What the task asks: Please retype the data in full and exactly; the pictures are not part of the copy.

— Begin Rows —

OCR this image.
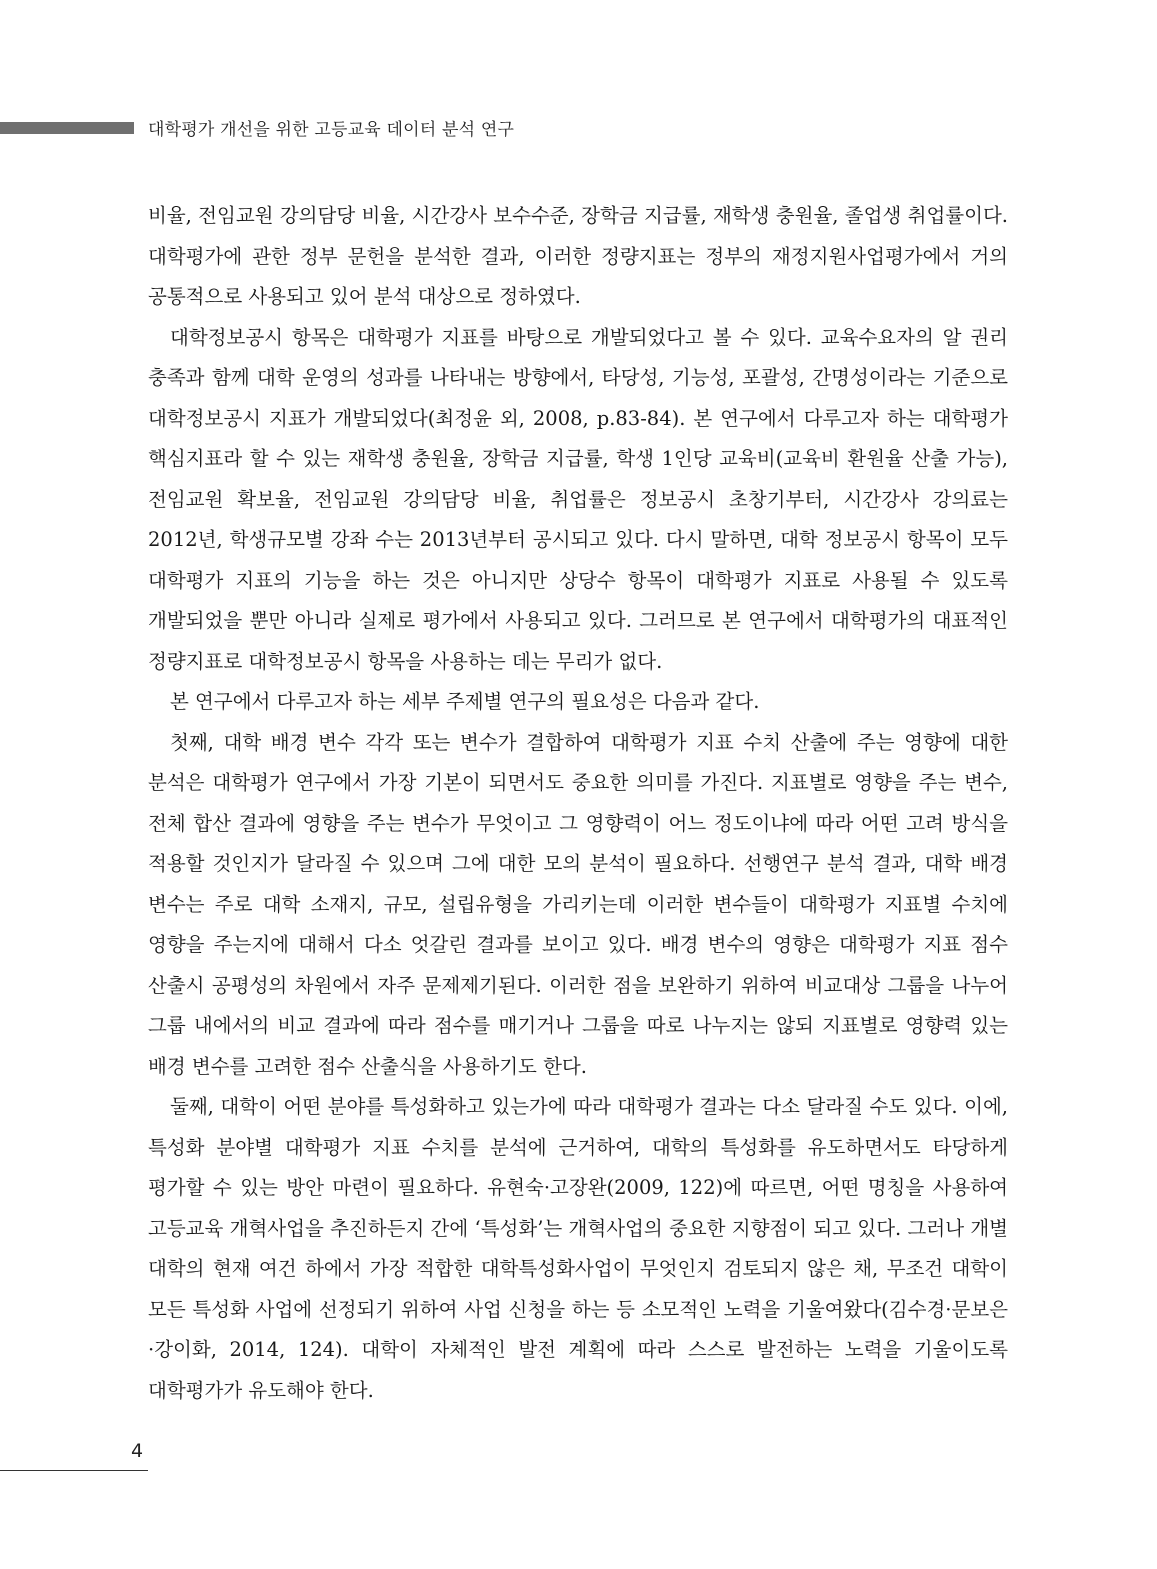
대학평가 개선을 위한 고등교육 데이터 분석 연구

비율, 전임교원 강의담당 비율, 시간강사 보수수준, 장학금 지급률, 재학생 충원율, 졸업생 취업률이다. 대학평가에 관한 정부 문헌을 분석한 결과, 이러한 정량지표는 정부의 재정지원사업평가에서 거의 공통적으로 사용되고 있어 분석 대상으로 정하였다.

대학정보공시 항목은 대학평가 지표를 바탕으로 개발되었다고 볼 수 있다. 교육수요자의 알 권리 충족과 함께 대학 운영의 성과를 나타내는 방향에서, 타당성, 기능성, 포괄성, 간명성이라는 기준으로 대학정보공시 지표가 개발되었다(최정윤 외, 2008, p.83-84). 본 연구에서 다루고자 하는 대학평가 핵심지표라 할 수 있는 재학생 충원율, 장학금 지급률, 학생 1인당 교육비(교육비 환원율 산출 가능), 전임교원 확보율, 전임교원 강의담당 비율, 취업률은 정보공시 초창기부터, 시간강사 강의료는 2012년, 학생규모별 강좌 수는 2013년부터 공시되고 있다. 다시 말하면, 대학 정보공시 항목이 모두 대학평가 지표의 기능을 하는 것은 아니지만 상당수 항목이 대학평가 지표로 사용될 수 있도록 개발되었을 뿐만 아니라 실제로 평가에서 사용되고 있다. 그러므로 본 연구에서 대학평가의 대표적인 정량지표로 대학정보공시 항목을 사용하는 데는 무리가 없다.

본 연구에서 다루고자 하는 세부 주제별 연구의 필요성은 다음과 같다.

첫째, 대학 배경 변수 각각 또는 변수가 결합하여 대학평가 지표 수치 산출에 주는 영향에 대한 분석은 대학평가 연구에서 가장 기본이 되면서도 중요한 의미를 가진다. 지표별로 영향을 주는 변수, 전체 합산 결과에 영향을 주는 변수가 무엇이고 그 영향력이 어느 정도이냐에 따라 어떤 고려 방식을 적용할 것인지가 달라질 수 있으며 그에 대한 모의 분석이 필요하다. 선행연구 분석 결과, 대학 배경 변수는 주로 대학 소재지, 규모, 설립유형을 가리키는데 이러한 변수들이 대학평가 지표별 수치에 영향을 주는지에 대해서 다소 엇갈린 결과를 보이고 있다. 배경 변수의 영향은 대학평가 지표 점수 산출시 공평성의 차원에서 자주 문제제기된다. 이러한 점을 보완하기 위하여 비교대상 그룹을 나누어 그룹 내에서의 비교 결과에 따라 점수를 매기거나 그룹을 따로 나누지는 않되 지표별로 영향력 있는 배경 변수를 고려한 점수 산출식을 사용하기도 한다.

둘째, 대학이 어떤 분야를 특성화하고 있는가에 따라 대학평가 결과는 다소 달라질 수도 있다. 이에, 특성화 분야별 대학평가 지표 수치를 분석에 근거하여, 대학의 특성화를 유도하면서도 타당하게 평가할 수 있는 방안 마련이 필요하다. 유현숙·고장완(2009, 122)에 따르면, 어떤 명칭을 사용하여 고등교육 개혁사업을 추진하든지 간에 ‘특성화’는 개혁사업의 중요한 지향점이 되고 있다. 그러나 개별 대학의 현재 여건 하에서 가장 적합한 대학특성화사업이 무엇인지 검토되지 않은 채, 무조건 대학이 모든 특성화 사업에 선정되기 위하여 사업 신청을 하는 등 소모적인 노력을 기울여왔다(김수경·문보은·강이화, 2014, 124). 대학이 자체적인 발전 계획에 따라 스스로 발전하는 노력을 기울이도록 대학평가가 유도해야 한다.

4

— End Rows —

Result:
OCR this image.
대학평가 개선을 위한 고등교육 데이터 분석 연구

비율, 전임교원 강의담당 비율, 시간강사 보수수준, 장학금 지급률, 재학생 충원율, 졸업생 취업률이다. 대학평가에 관한 정부 문헌을 분석한 결과, 이러한 정량지표는 정부의 재정지원사업평가에서 거의 공통적으로 사용되고 있어 분석 대상으로 정하였다.

대학정보공시 항목은 대학평가 지표를 바탕으로 개발되었다고 볼 수 있다. 교육수요자의 알 권리 충족과 함께 대학 운영의 성과를 나타내는 방향에서, 타당성, 기능성, 포괄성, 간명성이라는 기준으로 대학정보공시 지표가 개발되었다(최정윤 외, 2008, p.83-84). 본 연구에서 다루고자 하는 대학평가 핵심지표라 할 수 있는 재학생 충원율, 장학금 지급률, 학생 1인당 교육비(교육비 환원율 산출 가능), 전임교원 확보율, 전임교원 강의담당 비율, 취업률은 정보공시 초창기부터, 시간강사 강의료는 2012년, 학생규모별 강좌 수는 2013년부터 공시되고 있다. 다시 말하면, 대학 정보공시 항목이 모두 대학평가 지표의 기능을 하는 것은 아니지만 상당수 항목이 대학평가 지표로 사용될 수 있도록 개발되었을 뿐만 아니라 실제로 평가에서 사용되고 있다. 그러므로 본 연구에서 대학평가의 대표적인 정량지표로 대학정보공시 항목을 사용하는 데는 무리가 없다.

본 연구에서 다루고자 하는 세부 주제별 연구의 필요성은 다음과 같다.

첫째, 대학 배경 변수 각각 또는 변수가 결합하여 대학평가 지표 수치 산출에 주는 영향에 대한 분석은 대학평가 연구에서 가장 기본이 되면서도 중요한 의미를 가진다. 지표별로 영향을 주는 변수, 전체 합산 결과에 영향을 주는 변수가 무엇이고 그 영향력이 어느 정도이냐에 따라 어떤 고려 방식을 적용할 것인지가 달라질 수 있으며 그에 대한 모의 분석이 필요하다. 선행연구 분석 결과, 대학 배경 변수는 주로 대학 소재지, 규모, 설립유형을 가리키는데 이러한 변수들이 대학평가 지표별 수치에 영향을 주는지에 대해서 다소 엇갈린 결과를 보이고 있다. 배경 변수의 영향은 대학평가 지표 점수 산출시 공평성의 차원에서 자주 문제제기된다. 이러한 점을 보완하기 위하여 비교대상 그룹을 나누어 그룹 내에서의 비교 결과에 따라 점수를 매기거나 그룹을 따로 나누지는 않되 지표별로 영향력 있는 배경 변수를 고려한 점수 산출식을 사용하기도 한다.

둘째, 대학이 어떤 분야를 특성화하고 있는가에 따라 대학평가 결과는 다소 달라질 수도 있다. 이에, 특성화 분야별 대학평가 지표 수치를 분석에 근거하여, 대학의 특성화를 유도하면서도 타당하게 평가할 수 있는 방안 마련이 필요하다. 유현숙·고장완(2009, 122)에 따르면, 어떤 명칭을 사용하여 고등교육 개혁사업을 추진하든지 간에 ‘특성화’는 개혁사업의 중요한 지향점이 되고 있다. 그러나 개별 대학의 현재 여건 하에서 가장 적합한 대학특성화사업이 무엇인지 검토되지 않은 채, 무조건 대학이 모든 특성화 사업에 선정되기 위하여 사업 신청을 하는 등 소모적인 노력을 기울여왔다(김수경·문보은·강이화, 2014, 124). 대학이 자체적인 발전 계획에 따라 스스로 발전하는 노력을 기울이도록 대학평가가 유도해야 한다.

4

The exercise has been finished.